§ WHAT THE EXERCISE ASKS:
Exclude any images and output the remaining records exactly.

****************

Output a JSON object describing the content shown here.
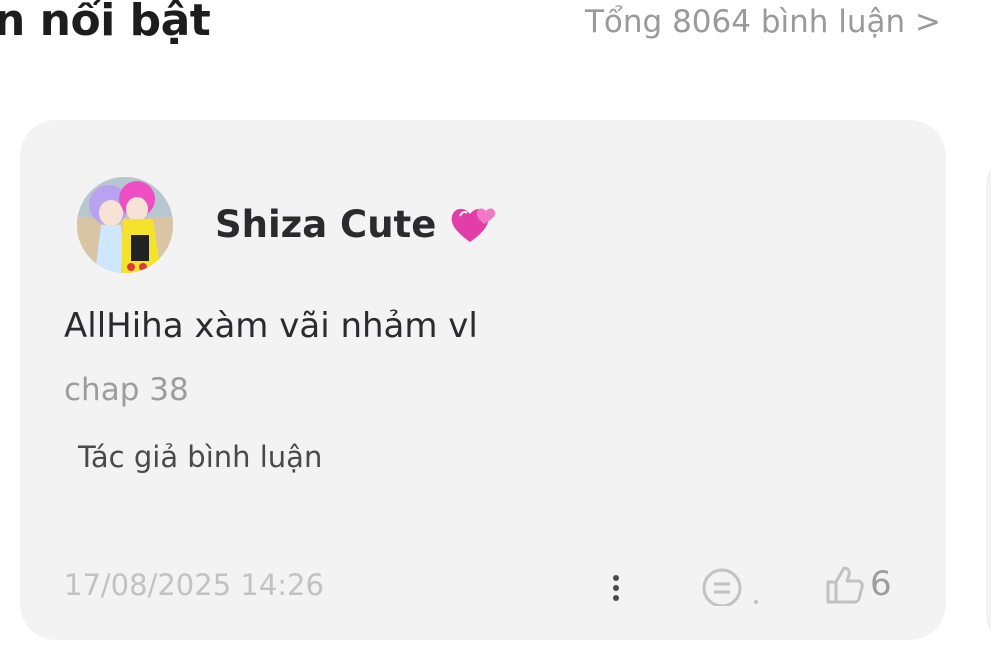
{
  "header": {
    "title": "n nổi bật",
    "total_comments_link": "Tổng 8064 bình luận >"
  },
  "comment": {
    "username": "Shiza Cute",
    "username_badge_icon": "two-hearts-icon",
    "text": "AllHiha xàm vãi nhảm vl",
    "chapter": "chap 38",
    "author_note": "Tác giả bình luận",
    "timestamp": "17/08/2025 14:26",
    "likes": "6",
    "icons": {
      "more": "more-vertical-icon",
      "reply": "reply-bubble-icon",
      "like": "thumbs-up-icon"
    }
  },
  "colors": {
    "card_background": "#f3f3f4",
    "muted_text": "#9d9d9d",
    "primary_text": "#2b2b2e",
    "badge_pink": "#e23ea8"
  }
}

****************

§ TASK OUTPUT:
Output a JSON object describing the content shown here.
{
  "header": {
    "title": "n nổi bật",
    "total_comments_link": "Tổng 8064 bình luận >"
  },
  "comment": {
    "username": "Shiza Cute",
    "username_badge_icon": "two-hearts-icon",
    "text": "AllHiha xàm vãi nhảm vl",
    "chapter": "chap 38",
    "author_note": "Tác giả bình luận",
    "timestamp": "17/08/2025 14:26",
    "likes": "6",
    "icons": {
      "more": "more-vertical-icon",
      "reply": "reply-bubble-icon",
      "like": "thumbs-up-icon"
    }
  },
  "colors": {
    "card_background": "#f3f3f4",
    "muted_text": "#9d9d9d",
    "primary_text": "#2b2b2e",
    "badge_pink": "#e23ea8"
  }
}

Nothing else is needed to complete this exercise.